(Stated problem): Copy every line of the data that contains the string "Others".

(Material provided):
--
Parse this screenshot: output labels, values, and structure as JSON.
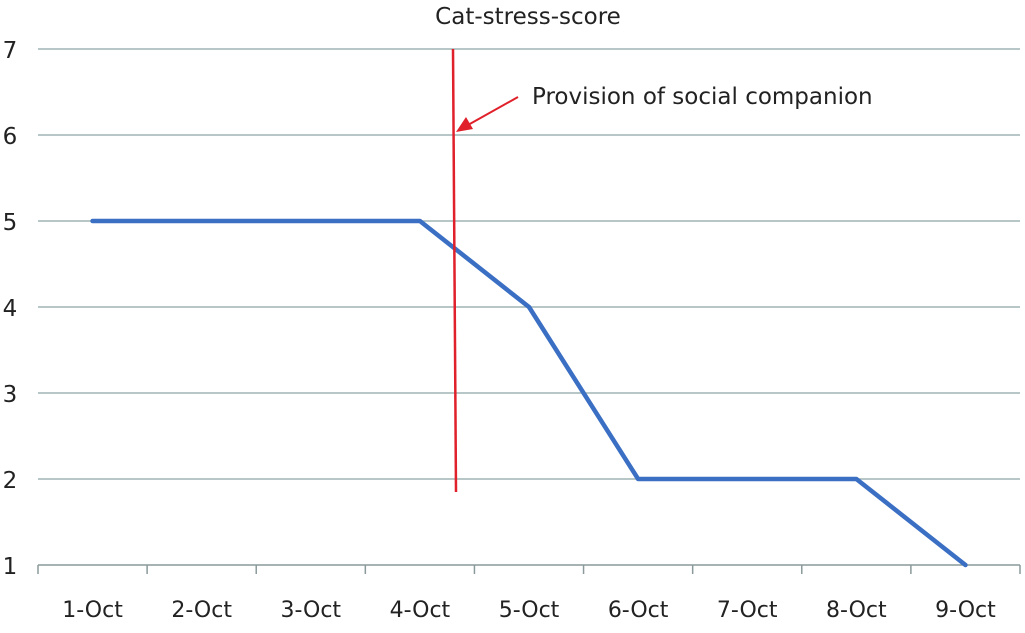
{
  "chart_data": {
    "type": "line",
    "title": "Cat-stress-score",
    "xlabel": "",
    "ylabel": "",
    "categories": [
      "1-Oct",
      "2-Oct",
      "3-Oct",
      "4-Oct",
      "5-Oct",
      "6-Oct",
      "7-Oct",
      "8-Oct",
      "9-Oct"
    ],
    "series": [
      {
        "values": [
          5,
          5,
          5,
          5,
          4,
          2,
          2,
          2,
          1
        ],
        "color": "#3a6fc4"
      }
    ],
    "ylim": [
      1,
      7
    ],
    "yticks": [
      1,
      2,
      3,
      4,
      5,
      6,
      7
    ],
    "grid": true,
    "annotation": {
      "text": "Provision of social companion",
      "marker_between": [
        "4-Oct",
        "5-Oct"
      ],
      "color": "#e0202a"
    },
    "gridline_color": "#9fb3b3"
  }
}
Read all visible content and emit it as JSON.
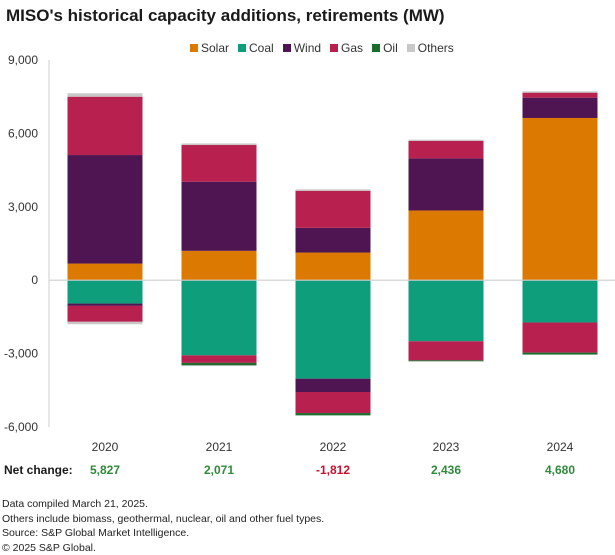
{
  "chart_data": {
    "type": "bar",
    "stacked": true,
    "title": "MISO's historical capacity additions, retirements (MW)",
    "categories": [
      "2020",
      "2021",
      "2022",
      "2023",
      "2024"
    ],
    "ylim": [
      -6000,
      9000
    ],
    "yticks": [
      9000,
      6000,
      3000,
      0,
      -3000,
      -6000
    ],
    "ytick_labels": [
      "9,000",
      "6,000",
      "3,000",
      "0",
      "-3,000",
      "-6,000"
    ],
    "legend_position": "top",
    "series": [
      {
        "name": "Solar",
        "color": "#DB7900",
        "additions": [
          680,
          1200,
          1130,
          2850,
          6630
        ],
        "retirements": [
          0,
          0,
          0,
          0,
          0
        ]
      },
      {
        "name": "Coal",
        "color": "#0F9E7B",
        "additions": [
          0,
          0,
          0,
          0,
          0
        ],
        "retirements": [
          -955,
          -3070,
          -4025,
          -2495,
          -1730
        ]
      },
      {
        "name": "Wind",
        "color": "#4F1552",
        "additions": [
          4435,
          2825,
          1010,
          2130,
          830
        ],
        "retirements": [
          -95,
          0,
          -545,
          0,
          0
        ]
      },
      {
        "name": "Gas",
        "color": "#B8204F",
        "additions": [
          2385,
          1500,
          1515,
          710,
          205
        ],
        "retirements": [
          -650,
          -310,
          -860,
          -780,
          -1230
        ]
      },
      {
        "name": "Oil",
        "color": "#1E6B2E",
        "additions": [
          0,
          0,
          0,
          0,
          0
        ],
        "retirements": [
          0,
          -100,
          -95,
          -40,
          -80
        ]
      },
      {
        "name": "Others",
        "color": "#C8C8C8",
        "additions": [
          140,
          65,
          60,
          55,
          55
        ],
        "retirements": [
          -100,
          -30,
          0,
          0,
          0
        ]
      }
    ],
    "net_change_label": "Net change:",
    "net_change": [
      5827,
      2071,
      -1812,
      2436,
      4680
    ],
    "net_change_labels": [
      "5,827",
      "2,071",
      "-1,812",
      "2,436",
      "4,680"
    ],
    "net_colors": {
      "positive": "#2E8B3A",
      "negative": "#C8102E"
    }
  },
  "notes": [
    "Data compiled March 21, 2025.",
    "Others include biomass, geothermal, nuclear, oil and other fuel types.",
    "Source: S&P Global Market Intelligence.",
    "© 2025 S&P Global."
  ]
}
--
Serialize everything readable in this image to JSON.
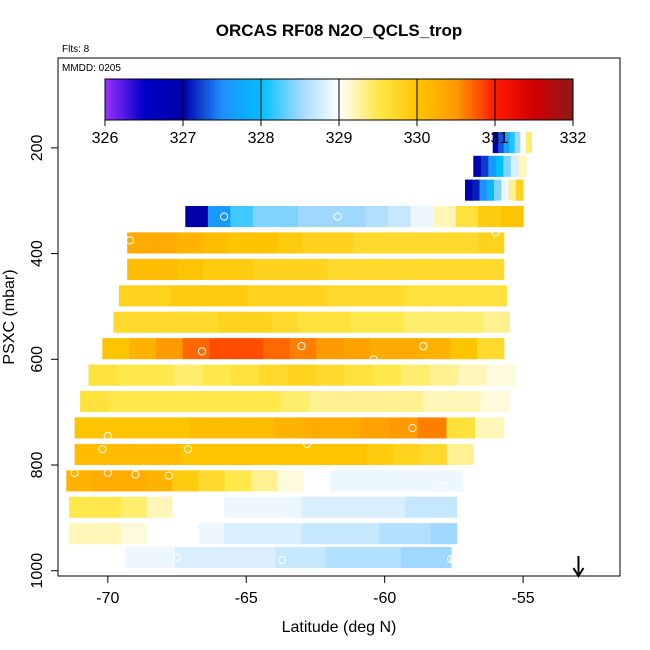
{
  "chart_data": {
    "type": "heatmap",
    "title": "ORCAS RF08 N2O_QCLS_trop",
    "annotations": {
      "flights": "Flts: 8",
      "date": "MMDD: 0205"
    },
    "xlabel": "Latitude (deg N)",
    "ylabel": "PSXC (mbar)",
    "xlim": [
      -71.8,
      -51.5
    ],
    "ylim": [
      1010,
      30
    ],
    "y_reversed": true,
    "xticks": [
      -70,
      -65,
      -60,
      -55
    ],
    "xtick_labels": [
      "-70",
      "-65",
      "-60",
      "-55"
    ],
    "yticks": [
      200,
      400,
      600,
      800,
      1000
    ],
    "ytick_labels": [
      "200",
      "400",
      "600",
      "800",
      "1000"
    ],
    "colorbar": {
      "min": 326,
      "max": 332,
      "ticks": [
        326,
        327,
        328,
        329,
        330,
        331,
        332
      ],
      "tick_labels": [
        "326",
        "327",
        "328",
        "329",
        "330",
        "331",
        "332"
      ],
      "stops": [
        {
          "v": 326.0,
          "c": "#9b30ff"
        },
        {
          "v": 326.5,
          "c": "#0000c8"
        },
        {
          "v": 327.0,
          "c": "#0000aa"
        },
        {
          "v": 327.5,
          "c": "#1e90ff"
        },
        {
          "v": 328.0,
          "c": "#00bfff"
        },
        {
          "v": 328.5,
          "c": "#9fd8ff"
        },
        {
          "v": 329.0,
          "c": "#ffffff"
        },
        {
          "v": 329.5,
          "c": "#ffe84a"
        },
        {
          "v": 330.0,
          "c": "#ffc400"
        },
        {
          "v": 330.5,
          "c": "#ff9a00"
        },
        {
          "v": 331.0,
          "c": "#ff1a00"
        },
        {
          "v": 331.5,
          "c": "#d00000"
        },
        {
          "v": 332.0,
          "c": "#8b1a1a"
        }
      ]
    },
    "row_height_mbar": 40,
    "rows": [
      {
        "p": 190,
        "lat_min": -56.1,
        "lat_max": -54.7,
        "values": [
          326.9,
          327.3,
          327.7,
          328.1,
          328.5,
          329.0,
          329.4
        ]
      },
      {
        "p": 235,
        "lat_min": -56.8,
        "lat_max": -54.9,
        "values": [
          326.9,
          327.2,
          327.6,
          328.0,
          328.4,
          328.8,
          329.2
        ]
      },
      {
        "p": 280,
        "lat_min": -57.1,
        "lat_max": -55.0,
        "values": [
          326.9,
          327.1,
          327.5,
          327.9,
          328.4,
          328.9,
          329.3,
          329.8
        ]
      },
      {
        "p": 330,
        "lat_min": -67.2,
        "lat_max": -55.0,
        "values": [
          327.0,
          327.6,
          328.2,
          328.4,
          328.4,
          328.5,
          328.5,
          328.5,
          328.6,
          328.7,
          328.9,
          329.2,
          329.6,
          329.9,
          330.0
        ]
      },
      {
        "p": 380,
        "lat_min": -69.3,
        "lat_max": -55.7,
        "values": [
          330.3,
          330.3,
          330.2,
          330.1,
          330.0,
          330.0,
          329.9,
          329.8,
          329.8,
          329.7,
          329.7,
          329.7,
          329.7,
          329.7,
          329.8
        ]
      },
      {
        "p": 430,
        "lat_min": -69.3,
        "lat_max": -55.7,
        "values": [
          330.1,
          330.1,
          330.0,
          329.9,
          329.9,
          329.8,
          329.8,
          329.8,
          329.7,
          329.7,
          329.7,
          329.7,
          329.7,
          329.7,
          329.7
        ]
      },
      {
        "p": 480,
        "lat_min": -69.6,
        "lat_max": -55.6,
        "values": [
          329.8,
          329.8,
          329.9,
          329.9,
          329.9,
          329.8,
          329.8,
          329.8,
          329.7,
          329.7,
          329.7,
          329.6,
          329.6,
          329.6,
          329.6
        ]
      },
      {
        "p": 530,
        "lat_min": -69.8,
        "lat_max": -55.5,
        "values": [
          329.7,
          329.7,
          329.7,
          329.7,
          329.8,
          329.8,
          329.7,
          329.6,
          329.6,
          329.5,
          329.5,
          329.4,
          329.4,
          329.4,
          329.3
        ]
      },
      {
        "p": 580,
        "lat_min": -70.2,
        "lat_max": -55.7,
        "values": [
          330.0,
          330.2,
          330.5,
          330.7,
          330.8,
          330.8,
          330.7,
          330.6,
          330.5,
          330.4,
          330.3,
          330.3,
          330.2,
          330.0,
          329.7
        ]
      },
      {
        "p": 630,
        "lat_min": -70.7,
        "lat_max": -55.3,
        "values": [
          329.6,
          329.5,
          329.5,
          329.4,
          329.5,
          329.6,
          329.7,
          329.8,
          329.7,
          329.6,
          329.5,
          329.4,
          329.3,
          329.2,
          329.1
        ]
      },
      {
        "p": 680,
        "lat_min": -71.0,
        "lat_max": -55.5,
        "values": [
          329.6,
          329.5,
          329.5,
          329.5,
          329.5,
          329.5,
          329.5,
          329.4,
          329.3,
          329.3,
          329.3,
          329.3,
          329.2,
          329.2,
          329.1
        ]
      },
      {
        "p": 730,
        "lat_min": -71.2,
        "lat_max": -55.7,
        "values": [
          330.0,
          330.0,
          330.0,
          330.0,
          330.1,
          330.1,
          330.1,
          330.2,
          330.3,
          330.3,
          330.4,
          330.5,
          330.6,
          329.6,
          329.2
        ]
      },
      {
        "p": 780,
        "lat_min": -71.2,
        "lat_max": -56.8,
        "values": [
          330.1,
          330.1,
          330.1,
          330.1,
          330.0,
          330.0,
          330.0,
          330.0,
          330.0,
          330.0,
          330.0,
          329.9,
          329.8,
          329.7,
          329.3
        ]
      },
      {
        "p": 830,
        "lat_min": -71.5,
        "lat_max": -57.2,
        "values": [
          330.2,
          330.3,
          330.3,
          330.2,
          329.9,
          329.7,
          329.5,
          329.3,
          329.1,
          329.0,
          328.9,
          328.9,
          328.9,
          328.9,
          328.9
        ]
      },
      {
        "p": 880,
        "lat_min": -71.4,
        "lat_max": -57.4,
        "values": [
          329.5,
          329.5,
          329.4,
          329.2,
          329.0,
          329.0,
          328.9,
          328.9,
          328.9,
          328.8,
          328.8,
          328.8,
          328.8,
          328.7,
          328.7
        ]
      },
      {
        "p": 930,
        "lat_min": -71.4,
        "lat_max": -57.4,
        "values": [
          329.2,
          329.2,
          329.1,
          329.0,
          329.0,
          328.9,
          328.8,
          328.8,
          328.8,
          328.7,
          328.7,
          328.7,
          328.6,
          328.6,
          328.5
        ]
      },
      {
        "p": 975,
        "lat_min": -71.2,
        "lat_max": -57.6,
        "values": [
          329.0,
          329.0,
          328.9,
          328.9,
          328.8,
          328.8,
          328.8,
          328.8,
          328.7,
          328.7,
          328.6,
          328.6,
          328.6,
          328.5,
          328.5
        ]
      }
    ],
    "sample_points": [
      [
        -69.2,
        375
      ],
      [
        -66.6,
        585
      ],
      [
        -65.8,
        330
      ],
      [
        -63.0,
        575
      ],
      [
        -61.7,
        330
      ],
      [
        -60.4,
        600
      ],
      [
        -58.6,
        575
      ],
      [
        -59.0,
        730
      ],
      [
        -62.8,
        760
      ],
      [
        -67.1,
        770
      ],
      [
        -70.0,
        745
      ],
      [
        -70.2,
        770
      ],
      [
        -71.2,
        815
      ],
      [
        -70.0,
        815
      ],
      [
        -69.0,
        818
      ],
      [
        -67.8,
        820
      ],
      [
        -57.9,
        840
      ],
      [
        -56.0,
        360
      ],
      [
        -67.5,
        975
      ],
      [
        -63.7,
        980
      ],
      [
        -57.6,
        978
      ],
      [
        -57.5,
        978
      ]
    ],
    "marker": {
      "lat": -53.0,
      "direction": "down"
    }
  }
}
--
(Answer to the exercise):
        "name": "Others",
    "Others include biomass, geothermal, nuclear, oil and other fuel types.",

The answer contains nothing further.